To do => Wherever the word "marker" shows up in a line, please copy that line.

Working data =>
###

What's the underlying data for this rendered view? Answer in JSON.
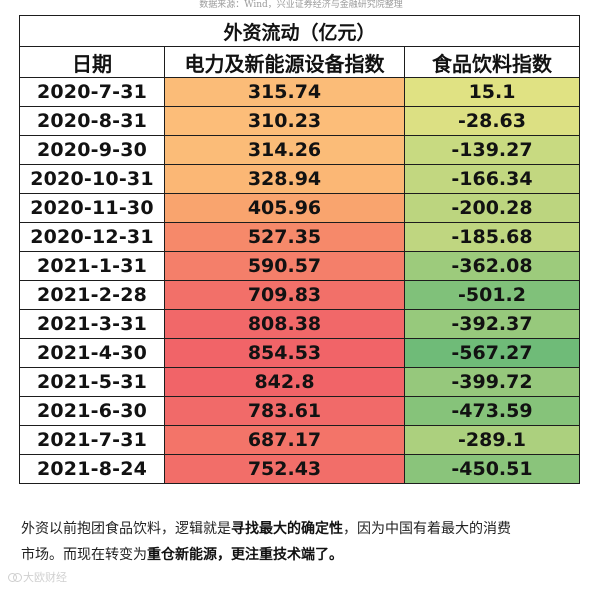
{
  "source_note": "数据来源：Wind，兴业证券经济与金融研究院整理",
  "table": {
    "caption": "外资流动（亿元）",
    "headers": [
      "日期",
      "电力及新能源设备指数",
      "食品饮料指数"
    ],
    "rows": [
      {
        "date": "2020-7-31",
        "power": "315.74",
        "food": "15.1",
        "power_color": "#fbbc78",
        "food_color": "#e0e283"
      },
      {
        "date": "2020-8-31",
        "power": "310.23",
        "food": "-28.63",
        "power_color": "#fcbd79",
        "food_color": "#dce083"
      },
      {
        "date": "2020-9-30",
        "power": "314.26",
        "food": "-139.27",
        "power_color": "#fbbc78",
        "food_color": "#c8da81"
      },
      {
        "date": "2020-10-31",
        "power": "328.94",
        "food": "-166.34",
        "power_color": "#fbb775",
        "food_color": "#c2d780"
      },
      {
        "date": "2020-11-30",
        "power": "405.96",
        "food": "-200.28",
        "power_color": "#f9a46e",
        "food_color": "#bcd57f"
      },
      {
        "date": "2020-12-31",
        "power": "527.35",
        "food": "-185.68",
        "power_color": "#f6896a",
        "food_color": "#bfd680"
      },
      {
        "date": "2021-1-31",
        "power": "590.57",
        "food": "-362.08",
        "power_color": "#f47f6a",
        "food_color": "#9dcb7c"
      },
      {
        "date": "2021-2-28",
        "power": "709.83",
        "food": "-501.2",
        "power_color": "#f27069",
        "food_color": "#80c17a"
      },
      {
        "date": "2021-3-31",
        "power": "808.38",
        "food": "-392.37",
        "power_color": "#f16869",
        "food_color": "#97c97c"
      },
      {
        "date": "2021-4-30",
        "power": "854.53",
        "food": "-567.27",
        "power_color": "#f16468",
        "food_color": "#6fbb78"
      },
      {
        "date": "2021-5-31",
        "power": "842.8",
        "food": "-399.72",
        "power_color": "#f16468",
        "food_color": "#96c87c"
      },
      {
        "date": "2021-6-30",
        "power": "783.61",
        "food": "-473.59",
        "power_color": "#f16a69",
        "food_color": "#86c37a"
      },
      {
        "date": "2021-7-31",
        "power": "687.17",
        "food": "-289.1",
        "power_color": "#f37469",
        "food_color": "#acd07e"
      },
      {
        "date": "2021-8-24",
        "power": "752.43",
        "food": "-450.51",
        "power_color": "#f26e69",
        "food_color": "#8ac47b"
      }
    ]
  },
  "commentary": {
    "line1_a": "外资以前抱团食品饮料，逻辑就是",
    "line1_b": "寻找最大的确定性",
    "line1_c": "，因为中国有着最大的消费",
    "line2_a": "市场。而现在转变为",
    "line2_b": "重仓新能源，更注重技术端了。"
  },
  "watermark": "大欧财经"
}
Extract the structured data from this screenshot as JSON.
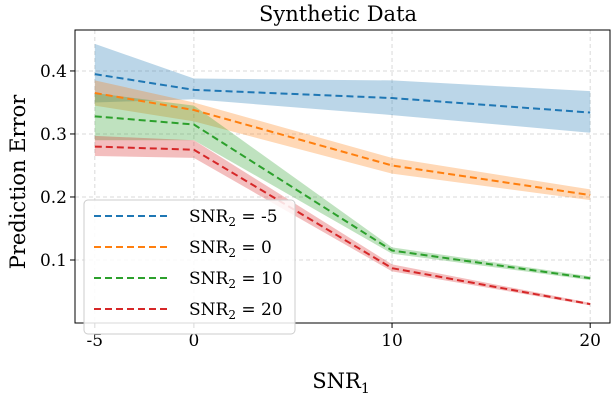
{
  "chart_data": {
    "type": "line",
    "title": "Synthetic Data",
    "xlabel": "SNR",
    "xlabel_sub": "1",
    "ylabel": "Prediction Error",
    "x": [
      -5,
      0,
      10,
      20
    ],
    "x_tick_labels": [
      "-5",
      "0",
      "10",
      "20"
    ],
    "xlim": [
      -6,
      21
    ],
    "y_ticks": [
      0.1,
      0.2,
      0.3,
      0.4
    ],
    "y_tick_labels": [
      "0.1",
      "0.2",
      "0.3",
      "0.4"
    ],
    "ylim": [
      0.0,
      0.465
    ],
    "grid": true,
    "legend_position": "lower-left",
    "series": [
      {
        "name": "SNR",
        "name_sub": "2",
        "name_suffix": " = -5",
        "color": "#1f77b4",
        "values": [
          0.395,
          0.37,
          0.357,
          0.334
        ],
        "lower": [
          0.35,
          0.355,
          0.33,
          0.302
        ],
        "upper": [
          0.443,
          0.388,
          0.385,
          0.368
        ]
      },
      {
        "name": "SNR",
        "name_sub": "2",
        "name_suffix": " = 0",
        "color": "#ff7f0e",
        "values": [
          0.365,
          0.338,
          0.25,
          0.203
        ],
        "lower": [
          0.345,
          0.32,
          0.237,
          0.195
        ],
        "upper": [
          0.385,
          0.35,
          0.262,
          0.212
        ]
      },
      {
        "name": "SNR",
        "name_sub": "2",
        "name_suffix": " = 10",
        "color": "#2ca02c",
        "values": [
          0.328,
          0.315,
          0.115,
          0.071
        ],
        "lower": [
          0.29,
          0.29,
          0.11,
          0.068
        ],
        "upper": [
          0.365,
          0.345,
          0.12,
          0.074
        ]
      },
      {
        "name": "SNR",
        "name_sub": "2",
        "name_suffix": " = 20",
        "color": "#d62728",
        "values": [
          0.28,
          0.275,
          0.087,
          0.03
        ],
        "lower": [
          0.265,
          0.262,
          0.082,
          0.028
        ],
        "upper": [
          0.297,
          0.29,
          0.093,
          0.032
        ]
      }
    ]
  }
}
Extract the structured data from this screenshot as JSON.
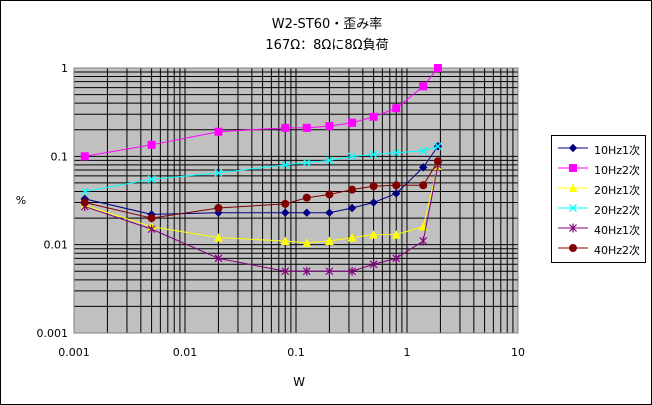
{
  "chart_data": {
    "type": "line",
    "title": "W2-ST60・歪み率",
    "subtitle": "167Ω：8Ωに8Ω負荷",
    "xlabel": "W",
    "ylabel": "%",
    "xscale": "log",
    "yscale": "log",
    "xlim": [
      0.001,
      10
    ],
    "ylim": [
      0.001,
      1
    ],
    "x_ticks": [
      "0.001",
      "0.01",
      "0.1",
      "1",
      "10"
    ],
    "y_ticks": [
      "0.001",
      "0.01",
      "0.1",
      "1"
    ],
    "grid": true,
    "legend_position": "right",
    "series": [
      {
        "name": "10Hz1次",
        "color": "#000080",
        "marker": "diamond",
        "x": [
          0.00125,
          0.005,
          0.02,
          0.08,
          0.125,
          0.2,
          0.32,
          0.5,
          0.8,
          1.4,
          1.9
        ],
        "y": [
          0.033,
          0.022,
          0.023,
          0.023,
          0.023,
          0.023,
          0.026,
          0.03,
          0.038,
          0.075,
          0.13
        ]
      },
      {
        "name": "10Hz2次",
        "color": "#ff00ff",
        "marker": "square",
        "x": [
          0.00125,
          0.005,
          0.02,
          0.08,
          0.125,
          0.2,
          0.32,
          0.5,
          0.8,
          1.4,
          1.9
        ],
        "y": [
          0.1,
          0.135,
          0.19,
          0.21,
          0.21,
          0.22,
          0.24,
          0.28,
          0.35,
          0.62,
          1.0
        ]
      },
      {
        "name": "20Hz1次",
        "color": "#ffff00",
        "marker": "triangle",
        "x": [
          0.00125,
          0.005,
          0.02,
          0.08,
          0.125,
          0.2,
          0.32,
          0.5,
          0.8,
          1.4,
          1.9
        ],
        "y": [
          0.028,
          0.016,
          0.012,
          0.011,
          0.0105,
          0.011,
          0.012,
          0.013,
          0.013,
          0.016,
          0.078
        ]
      },
      {
        "name": "20Hz2次",
        "color": "#00ffff",
        "marker": "x",
        "x": [
          0.00125,
          0.005,
          0.02,
          0.08,
          0.125,
          0.2,
          0.32,
          0.5,
          0.8,
          1.4,
          1.9
        ],
        "y": [
          0.04,
          0.055,
          0.065,
          0.08,
          0.085,
          0.09,
          0.1,
          0.105,
          0.11,
          0.115,
          0.13
        ]
      },
      {
        "name": "40Hz1次",
        "color": "#800080",
        "marker": "star",
        "x": [
          0.00125,
          0.005,
          0.02,
          0.08,
          0.125,
          0.2,
          0.32,
          0.5,
          0.8,
          1.4,
          1.9
        ],
        "y": [
          0.027,
          0.015,
          0.007,
          0.005,
          0.005,
          0.005,
          0.005,
          0.006,
          0.007,
          0.011,
          0.08
        ]
      },
      {
        "name": "40Hz2次",
        "color": "#800000",
        "marker": "circle",
        "x": [
          0.00125,
          0.005,
          0.02,
          0.08,
          0.125,
          0.2,
          0.32,
          0.5,
          0.8,
          1.4,
          1.9
        ],
        "y": [
          0.03,
          0.02,
          0.026,
          0.029,
          0.034,
          0.037,
          0.042,
          0.046,
          0.047,
          0.047,
          0.088
        ]
      }
    ]
  }
}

###

Exercise answer =>
        "marker": "diamond",
        "marker": "square",
        "marker": "triangle",
        "marker": "x",
        "marker": "star",
        "marker": "circle",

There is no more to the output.